**Exercise aim:** Go through the material below and copy all lines with "Continuous".

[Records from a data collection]
_ _ _ _

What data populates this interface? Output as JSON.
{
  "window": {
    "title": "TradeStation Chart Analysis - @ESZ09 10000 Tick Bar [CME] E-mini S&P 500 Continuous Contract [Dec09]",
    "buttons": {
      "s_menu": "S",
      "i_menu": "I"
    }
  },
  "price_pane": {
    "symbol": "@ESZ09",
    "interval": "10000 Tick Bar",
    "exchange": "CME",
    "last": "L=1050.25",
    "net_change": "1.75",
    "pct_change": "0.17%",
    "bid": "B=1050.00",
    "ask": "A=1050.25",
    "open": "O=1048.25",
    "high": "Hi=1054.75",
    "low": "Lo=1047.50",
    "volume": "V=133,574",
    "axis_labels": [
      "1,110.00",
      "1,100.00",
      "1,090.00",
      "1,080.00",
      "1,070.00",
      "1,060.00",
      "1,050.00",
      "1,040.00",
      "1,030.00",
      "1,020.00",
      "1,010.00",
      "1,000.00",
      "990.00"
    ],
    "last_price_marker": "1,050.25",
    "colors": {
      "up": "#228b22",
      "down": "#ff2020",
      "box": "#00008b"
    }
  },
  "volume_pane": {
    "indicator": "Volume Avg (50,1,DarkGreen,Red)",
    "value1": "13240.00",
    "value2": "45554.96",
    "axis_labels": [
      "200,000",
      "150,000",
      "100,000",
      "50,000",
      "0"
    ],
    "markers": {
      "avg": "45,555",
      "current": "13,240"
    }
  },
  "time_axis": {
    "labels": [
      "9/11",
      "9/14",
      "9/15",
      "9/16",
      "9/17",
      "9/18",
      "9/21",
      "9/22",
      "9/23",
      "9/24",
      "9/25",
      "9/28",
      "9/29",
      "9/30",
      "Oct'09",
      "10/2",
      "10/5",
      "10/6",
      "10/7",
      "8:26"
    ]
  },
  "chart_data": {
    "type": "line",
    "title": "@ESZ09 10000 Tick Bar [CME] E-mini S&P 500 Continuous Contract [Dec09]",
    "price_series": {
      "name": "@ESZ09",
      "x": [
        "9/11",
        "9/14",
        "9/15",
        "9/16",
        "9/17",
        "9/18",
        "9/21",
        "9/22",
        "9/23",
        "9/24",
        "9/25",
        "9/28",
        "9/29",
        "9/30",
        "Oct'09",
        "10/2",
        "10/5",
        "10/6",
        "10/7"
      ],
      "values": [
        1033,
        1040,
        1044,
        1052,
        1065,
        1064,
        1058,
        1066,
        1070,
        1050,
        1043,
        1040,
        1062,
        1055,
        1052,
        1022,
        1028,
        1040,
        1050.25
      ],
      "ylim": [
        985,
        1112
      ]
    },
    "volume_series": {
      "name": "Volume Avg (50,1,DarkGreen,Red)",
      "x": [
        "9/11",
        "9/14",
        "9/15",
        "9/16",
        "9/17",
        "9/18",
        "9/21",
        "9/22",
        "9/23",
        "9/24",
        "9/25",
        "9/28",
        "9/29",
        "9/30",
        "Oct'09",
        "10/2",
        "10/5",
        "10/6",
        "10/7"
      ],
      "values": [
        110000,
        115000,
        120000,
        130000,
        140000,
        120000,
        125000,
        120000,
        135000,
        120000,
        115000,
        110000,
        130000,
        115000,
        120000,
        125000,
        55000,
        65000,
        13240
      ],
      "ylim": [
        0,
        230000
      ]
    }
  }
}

_ _ _ _

**Output of the exercise:**
    "title": "TradeStation Chart Analysis - @ESZ09 10000 Tick Bar [CME] E-mini S&P 500 Continuous Contract [Dec09]",
    "title": "@ESZ09 10000 Tick Bar [CME] E-mini S&P 500 Continuous Contract [Dec09]",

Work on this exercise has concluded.